#### Stated goal:
Scan the material that follows. Copy every line containing the word "Predicted".

Dataset listings of figures:

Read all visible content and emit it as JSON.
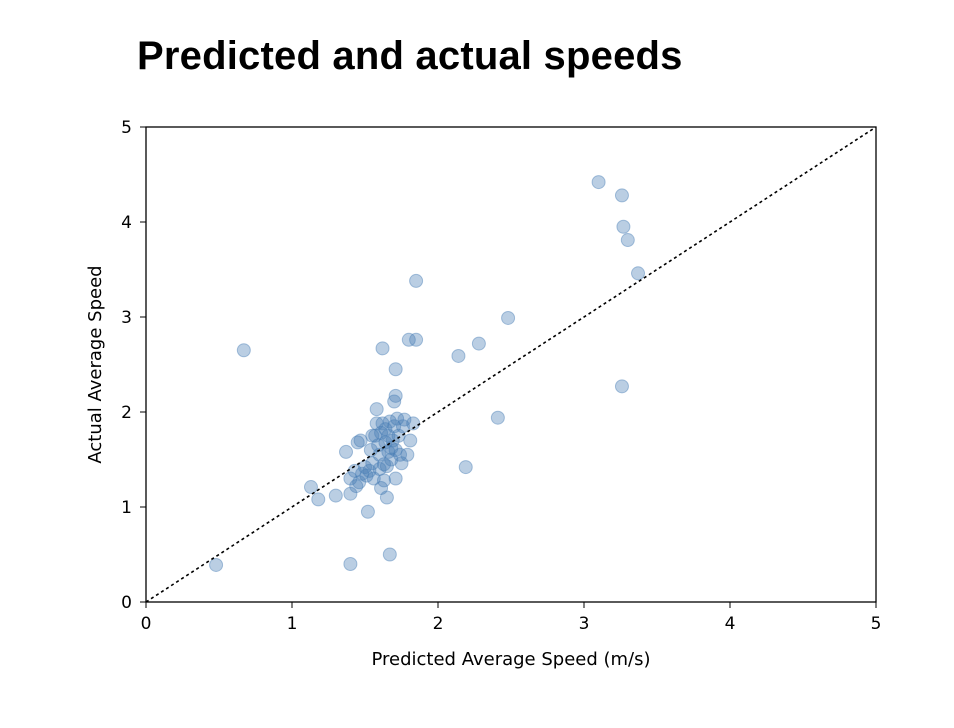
{
  "slide": {
    "title": "Predicted and actual speeds"
  },
  "colors": {
    "point": "#4a7fb5",
    "frame": "#000000",
    "reference_line": "#000000"
  },
  "chart_data": {
    "type": "scatter",
    "title": "",
    "xlabel": "Predicted Average Speed (m/s)",
    "ylabel": "Actual Average Speed",
    "xlim": [
      0,
      5
    ],
    "ylim": [
      0,
      5
    ],
    "xticks": [
      "0",
      "1",
      "2",
      "3",
      "4",
      "5"
    ],
    "yticks": [
      "0",
      "1",
      "2",
      "3",
      "4",
      "5"
    ],
    "grid": false,
    "reference_line": {
      "style": "dotted",
      "from": [
        0,
        0
      ],
      "to": [
        5,
        5
      ]
    },
    "series": [
      {
        "points": [
          [
            0.48,
            0.39
          ],
          [
            0.67,
            2.65
          ],
          [
            1.13,
            1.21
          ],
          [
            1.18,
            1.08
          ],
          [
            1.3,
            1.12
          ],
          [
            1.37,
            1.58
          ],
          [
            1.4,
            1.3
          ],
          [
            1.4,
            1.14
          ],
          [
            1.4,
            0.4
          ],
          [
            1.43,
            1.38
          ],
          [
            1.44,
            1.22
          ],
          [
            1.45,
            1.68
          ],
          [
            1.46,
            1.26
          ],
          [
            1.47,
            1.7
          ],
          [
            1.48,
            1.35
          ],
          [
            1.5,
            1.42
          ],
          [
            1.51,
            1.33
          ],
          [
            1.52,
            0.95
          ],
          [
            1.53,
            1.38
          ],
          [
            1.54,
            1.6
          ],
          [
            1.55,
            1.75
          ],
          [
            1.55,
            1.46
          ],
          [
            1.56,
            1.3
          ],
          [
            1.57,
            1.75
          ],
          [
            1.58,
            2.03
          ],
          [
            1.58,
            1.88
          ],
          [
            1.59,
            1.65
          ],
          [
            1.6,
            1.4
          ],
          [
            1.6,
            1.55
          ],
          [
            1.61,
            1.78
          ],
          [
            1.61,
            1.2
          ],
          [
            1.62,
            2.67
          ],
          [
            1.62,
            1.88
          ],
          [
            1.63,
            1.45
          ],
          [
            1.63,
            1.28
          ],
          [
            1.64,
            1.82
          ],
          [
            1.64,
            1.68
          ],
          [
            1.65,
            1.1
          ],
          [
            1.65,
            1.43
          ],
          [
            1.66,
            1.75
          ],
          [
            1.66,
            1.58
          ],
          [
            1.67,
            0.5
          ],
          [
            1.67,
            1.9
          ],
          [
            1.68,
            1.62
          ],
          [
            1.68,
            1.5
          ],
          [
            1.69,
            1.7
          ],
          [
            1.7,
            2.11
          ],
          [
            1.7,
            1.85
          ],
          [
            1.71,
            2.17
          ],
          [
            1.71,
            2.45
          ],
          [
            1.71,
            1.6
          ],
          [
            1.71,
            1.3
          ],
          [
            1.72,
            1.93
          ],
          [
            1.73,
            1.75
          ],
          [
            1.74,
            1.55
          ],
          [
            1.75,
            1.46
          ],
          [
            1.76,
            1.85
          ],
          [
            1.77,
            1.92
          ],
          [
            1.79,
            1.55
          ],
          [
            1.8,
            2.76
          ],
          [
            1.81,
            1.7
          ],
          [
            1.83,
            1.88
          ],
          [
            1.85,
            2.76
          ],
          [
            1.85,
            3.38
          ],
          [
            2.14,
            2.59
          ],
          [
            2.19,
            1.42
          ],
          [
            2.28,
            2.72
          ],
          [
            2.41,
            1.94
          ],
          [
            2.48,
            2.99
          ],
          [
            3.1,
            4.42
          ],
          [
            3.26,
            4.28
          ],
          [
            3.26,
            2.27
          ],
          [
            3.27,
            3.95
          ],
          [
            3.3,
            3.81
          ],
          [
            3.37,
            3.46
          ]
        ]
      }
    ]
  }
}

#### Task output:
    "title": "Predicted and actual speeds"
    "xlabel": "Predicted Average Speed (m/s)",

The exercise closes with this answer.